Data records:
——————

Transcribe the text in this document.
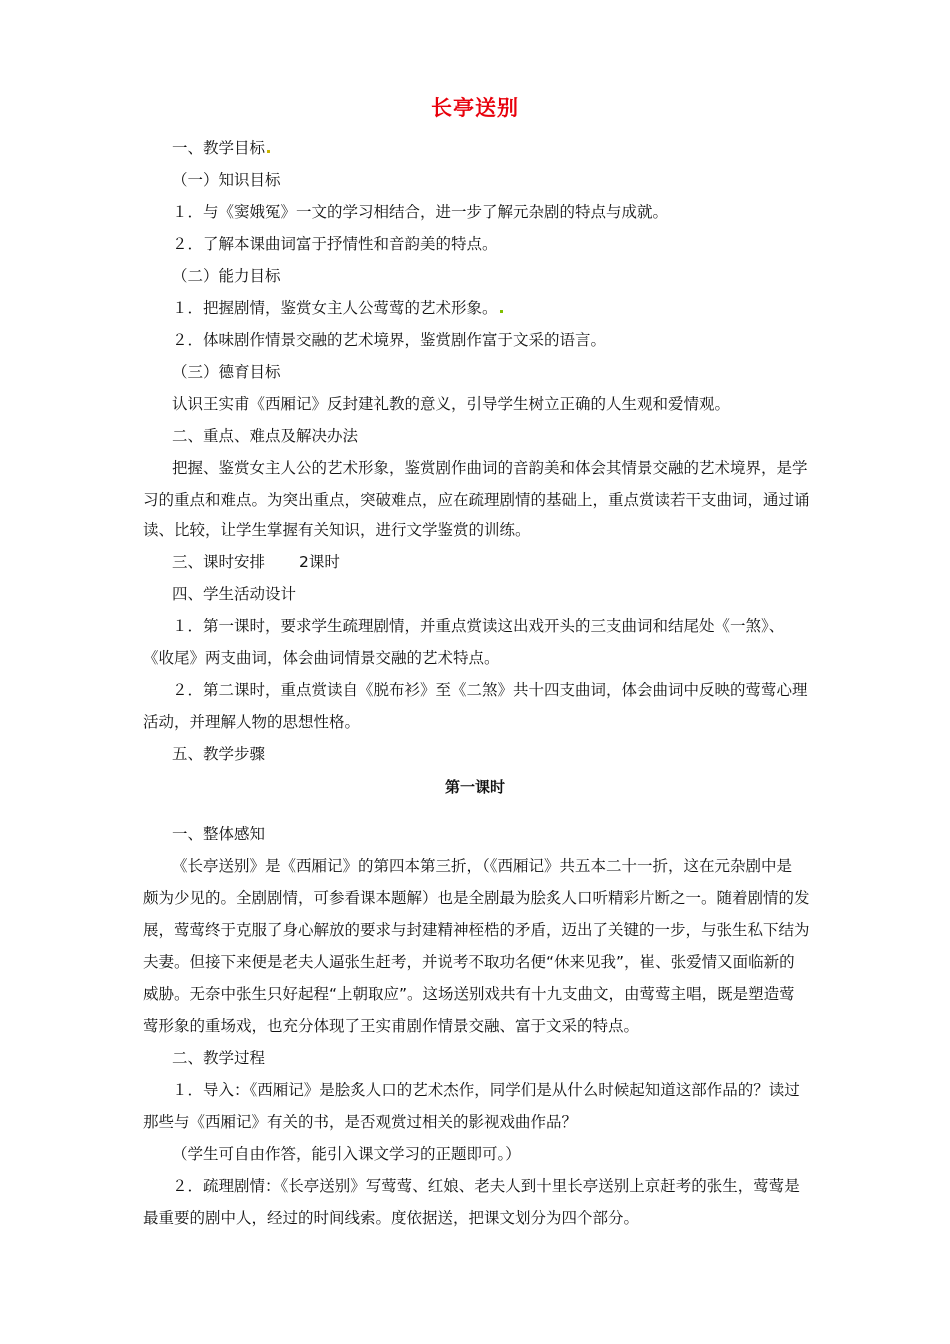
长亭送别
一、教学目标
（一）知识目标
１．与《窦娥冤》一文的学习相结合，进一步了解元杂剧的特点与成就。
２．了解本课曲词富于抒情性和音韵美的特点。
（二）能力目标
１．把握剧情，鉴赏女主人公莺莺的艺术形象。
２．体味剧作情景交融的艺术境界，鉴赏剧作富于文采的语言。
（三）德育目标
认识王实甫《西厢记》反封建礼教的意义，引导学生树立正确的人生观和爱情观。
二、重点、难点及解决办法
把握、鉴赏女主人公的艺术形象，鉴赏剧作曲词的音韵美和体会其情景交融的艺术境界，是学
习的重点和难点。为突出重点，突破难点，应在疏理剧情的基础上，重点赏读若干支曲词，通过诵
读、比较，让学生掌握有关知识，进行文学鉴赏的训练。
三、课时安排 2课时
四、学生活动设计
１．第一课时，要求学生疏理剧情，并重点赏读这出戏开头的三支曲词和结尾处《一煞》、
《收尾》两支曲词，体会曲词情景交融的艺术特点。
２．第二课时，重点赏读自《脱布衫》至《二煞》共十四支曲词，体会曲词中反映的莺莺心理
活动，并理解人物的思想性格。
五、教学步骤
第一课时
一、整体感知
《长亭送别》是《西厢记》的第四本第三折，（《西厢记》共五本二十一折，这在元杂剧中是
颇为少见的。全剧剧情，可参看课本题解）也是全剧最为脍炙人口听精彩片断之一。随着剧情的发
展，莺莺终于克服了身心解放的要求与封建精神桎梏的矛盾，迈出了关键的一步，与张生私下结为
夫妻。但接下来便是老夫人逼张生赶考，并说考不取功名便“休来见我”，崔、张爱情又面临新的
威胁。无奈中张生只好起程“上朝取应”。这场送别戏共有十九支曲文，由莺莺主唱，既是塑造莺
莺形象的重场戏，也充分体现了王实甫剧作情景交融、富于文采的特点。
二、教学过程
１．导入：《西厢记》是脍炙人口的艺术杰作，同学们是从什么时候起知道这部作品的？读过
那些与《西厢记》有关的书，是否观赏过相关的影视戏曲作品？
（学生可自由作答，能引入课文学习的正题即可。）
２．疏理剧情：《长亭送别》写莺莺、红娘、老夫人到十里长亭送别上京赶考的张生，莺莺是
最重要的剧中人，经过的时间线索。度依据送，把课文划分为四个部分。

——————

■ **What is being asked**: Make an exact copy of all entries above, dropping the images.

■ **Answer in full**:
Transcribe the text in this document.
长亭送别
一、教学目标
（一）知识目标
１．与《窦娥冤》一文的学习相结合，进一步了解元杂剧的特点与成就。
２．了解本课曲词富于抒情性和音韵美的特点。
（二）能力目标
１．把握剧情，鉴赏女主人公莺莺的艺术形象。
２．体味剧作情景交融的艺术境界，鉴赏剧作富于文采的语言。
（三）德育目标
认识王实甫《西厢记》反封建礼教的意义，引导学生树立正确的人生观和爱情观。
二、重点、难点及解决办法
把握、鉴赏女主人公的艺术形象，鉴赏剧作曲词的音韵美和体会其情景交融的艺术境界，是学
习的重点和难点。为突出重点，突破难点，应在疏理剧情的基础上，重点赏读若干支曲词，通过诵
读、比较，让学生掌握有关知识，进行文学鉴赏的训练。
三、课时安排 2课时
四、学生活动设计
１．第一课时，要求学生疏理剧情，并重点赏读这出戏开头的三支曲词和结尾处《一煞》、
《收尾》两支曲词，体会曲词情景交融的艺术特点。
２．第二课时，重点赏读自《脱布衫》至《二煞》共十四支曲词，体会曲词中反映的莺莺心理
活动，并理解人物的思想性格。
五、教学步骤
第一课时
一、整体感知
《长亭送别》是《西厢记》的第四本第三折，（《西厢记》共五本二十一折，这在元杂剧中是
颇为少见的。全剧剧情，可参看课本题解）也是全剧最为脍炙人口听精彩片断之一。随着剧情的发
展，莺莺终于克服了身心解放的要求与封建精神桎梏的矛盾，迈出了关键的一步，与张生私下结为
夫妻。但接下来便是老夫人逼张生赶考，并说考不取功名便“休来见我”，崔、张爱情又面临新的
威胁。无奈中张生只好起程“上朝取应”。这场送别戏共有十九支曲文，由莺莺主唱，既是塑造莺
莺形象的重场戏，也充分体现了王实甫剧作情景交融、富于文采的特点。
二、教学过程
１．导入：《西厢记》是脍炙人口的艺术杰作，同学们是从什么时候起知道这部作品的？读过
那些与《西厢记》有关的书，是否观赏过相关的影视戏曲作品？
（学生可自由作答，能引入课文学习的正题即可。）
２．疏理剧情：《长亭送别》写莺莺、红娘、老夫人到十里长亭送别上京赶考的张生，莺莺是
最重要的剧中人，经过的时间线索。度依据送，把课文划分为四个部分。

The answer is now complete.